## WHAT IS EXPECTED
Output every line of the material from the one containing "List each element" down through the one containing "activity-1-label: Activity :: [114, 119, 205, 138]", copying each line unchanged and omitting the pictures.

** start of ROWS **

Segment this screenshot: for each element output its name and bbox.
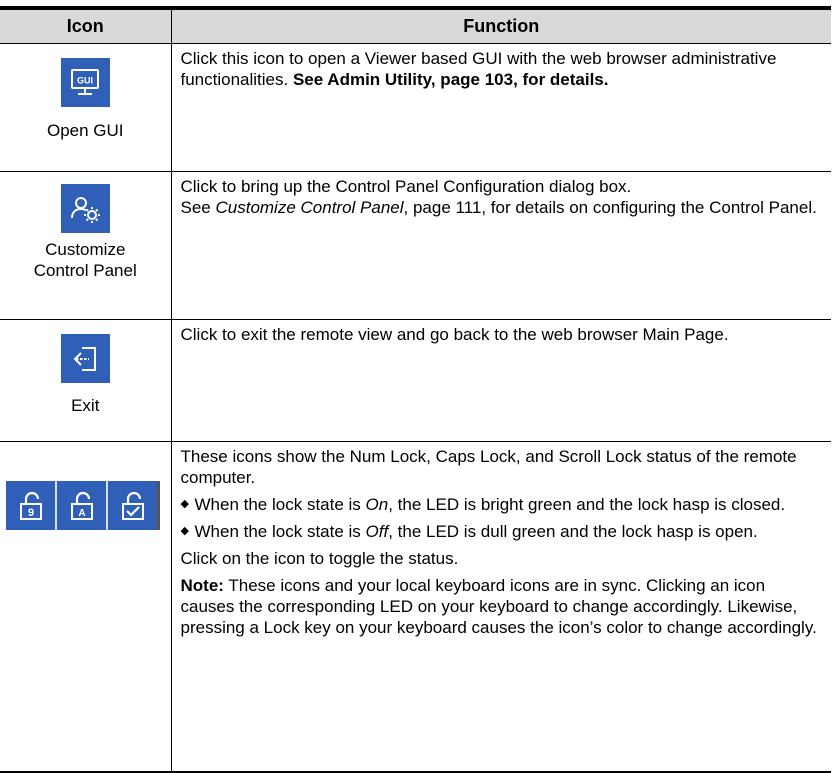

** end of ROWS **
** start of ROWS **

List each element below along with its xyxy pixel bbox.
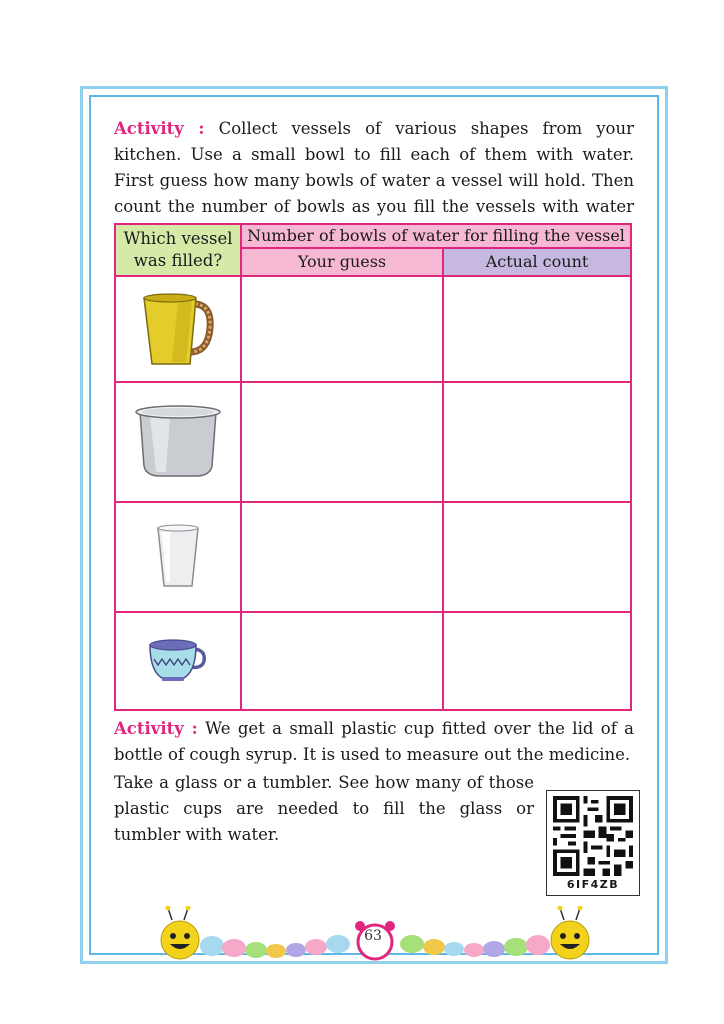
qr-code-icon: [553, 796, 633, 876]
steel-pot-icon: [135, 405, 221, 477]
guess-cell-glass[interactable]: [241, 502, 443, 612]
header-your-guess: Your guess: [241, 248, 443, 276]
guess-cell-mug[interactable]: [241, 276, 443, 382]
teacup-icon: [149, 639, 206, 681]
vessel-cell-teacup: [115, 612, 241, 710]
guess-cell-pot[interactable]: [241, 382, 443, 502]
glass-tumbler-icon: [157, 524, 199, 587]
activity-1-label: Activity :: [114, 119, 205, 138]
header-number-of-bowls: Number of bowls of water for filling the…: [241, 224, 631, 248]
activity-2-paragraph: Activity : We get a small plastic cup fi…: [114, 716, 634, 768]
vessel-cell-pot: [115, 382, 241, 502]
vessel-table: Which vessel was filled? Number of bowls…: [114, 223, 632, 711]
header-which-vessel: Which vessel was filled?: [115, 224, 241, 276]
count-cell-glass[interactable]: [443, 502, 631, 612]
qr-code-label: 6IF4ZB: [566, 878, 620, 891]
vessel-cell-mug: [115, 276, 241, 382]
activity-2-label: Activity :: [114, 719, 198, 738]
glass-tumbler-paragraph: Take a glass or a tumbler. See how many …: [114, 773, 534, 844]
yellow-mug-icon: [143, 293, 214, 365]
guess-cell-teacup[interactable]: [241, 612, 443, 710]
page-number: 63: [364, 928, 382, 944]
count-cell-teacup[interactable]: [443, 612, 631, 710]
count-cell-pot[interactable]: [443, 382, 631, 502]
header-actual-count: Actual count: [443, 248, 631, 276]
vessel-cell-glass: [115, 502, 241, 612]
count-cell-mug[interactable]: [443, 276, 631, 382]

** end of ROWS **

## COMPLETE RESPONSE
List each element below along with its xyxy pixel bbox.
qr-code-icon: [553, 796, 633, 876]
steel-pot-icon: [135, 405, 221, 477]
guess-cell-glass[interactable]: [241, 502, 443, 612]
header-your-guess: Your guess: [241, 248, 443, 276]
guess-cell-mug[interactable]: [241, 276, 443, 382]
teacup-icon: [149, 639, 206, 681]
vessel-cell-teacup: [115, 612, 241, 710]
guess-cell-pot[interactable]: [241, 382, 443, 502]
glass-tumbler-icon: [157, 524, 199, 587]
activity-1-label: Activity :: [114, 119, 205, 138]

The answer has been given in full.